* Task details: Write out every entry in full. Leave nothing out.

[Transcribed document page entries]
§
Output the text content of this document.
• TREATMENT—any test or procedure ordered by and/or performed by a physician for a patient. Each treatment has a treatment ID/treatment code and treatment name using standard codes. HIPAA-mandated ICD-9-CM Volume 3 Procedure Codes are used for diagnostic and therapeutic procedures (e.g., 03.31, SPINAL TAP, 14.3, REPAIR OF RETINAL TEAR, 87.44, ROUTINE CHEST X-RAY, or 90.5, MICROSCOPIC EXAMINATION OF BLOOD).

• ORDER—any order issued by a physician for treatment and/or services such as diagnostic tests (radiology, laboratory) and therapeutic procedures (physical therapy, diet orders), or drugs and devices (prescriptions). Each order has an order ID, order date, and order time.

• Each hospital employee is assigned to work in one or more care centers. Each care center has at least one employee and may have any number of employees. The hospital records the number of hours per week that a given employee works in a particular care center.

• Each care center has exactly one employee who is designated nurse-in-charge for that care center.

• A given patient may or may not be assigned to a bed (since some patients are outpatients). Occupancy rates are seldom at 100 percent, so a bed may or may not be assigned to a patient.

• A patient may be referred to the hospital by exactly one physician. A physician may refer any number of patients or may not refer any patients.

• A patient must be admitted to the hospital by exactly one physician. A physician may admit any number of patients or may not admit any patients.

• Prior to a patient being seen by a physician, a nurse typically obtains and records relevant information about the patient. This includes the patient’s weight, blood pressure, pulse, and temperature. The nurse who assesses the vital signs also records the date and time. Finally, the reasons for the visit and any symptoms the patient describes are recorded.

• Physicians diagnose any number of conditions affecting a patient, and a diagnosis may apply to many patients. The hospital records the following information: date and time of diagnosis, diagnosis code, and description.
§
* Task solution:
Output the text content of this document.
• TREATMENT—any test or procedure ordered by and/or performed by a physician for a patient. Each treatment has a treatment ID/treatment code and treatment name using standard codes. HIPAA-mandated ICD-9-CM Volume 3 Procedure Codes are used for diagnostic and therapeutic procedures (e.g., 03.31, SPINAL TAP, 14.3, REPAIR OF RETINAL TEAR, 87.44, ROUTINE CHEST X-RAY, or 90.5, MICROSCOPIC EXAMINATION OF BLOOD).

• ORDER—any order issued by a physician for treatment and/or services such as diagnostic tests (radiology, laboratory) and therapeutic procedures (physical therapy, diet orders), or drugs and devices (prescriptions). Each order has an order ID, order date, and order time.

• Each hospital employee is assigned to work in one or more care centers. Each care center has at least one employee and may have any number of employees. The hospital records the number of hours per week that a given employee works in a particular care center.

• Each care center has exactly one employee who is designated nurse-in-charge for that care center.

• A given patient may or may not be assigned to a bed (since some patients are outpatients). Occupancy rates are seldom at 100 percent, so a bed may or may not be assigned to a patient.

• A patient may be referred to the hospital by exactly one physician. A physician may refer any number of patients or may not refer any patients.

• A patient must be admitted to the hospital by exactly one physician. A physician may admit any number of patients or may not admit any patients.

• Prior to a patient being seen by a physician, a nurse typically obtains and records relevant information about the patient. This includes the patient’s weight, blood pressure, pulse, and temperature. The nurse who assesses the vital signs also records the date and time. Finally, the reasons for the visit and any symptoms the patient describes are recorded.

• Physicians diagnose any number of conditions affecting a patient, and a diagnosis may apply to many patients. The hospital records the following information: date and time of diagnosis, diagnosis code, and description.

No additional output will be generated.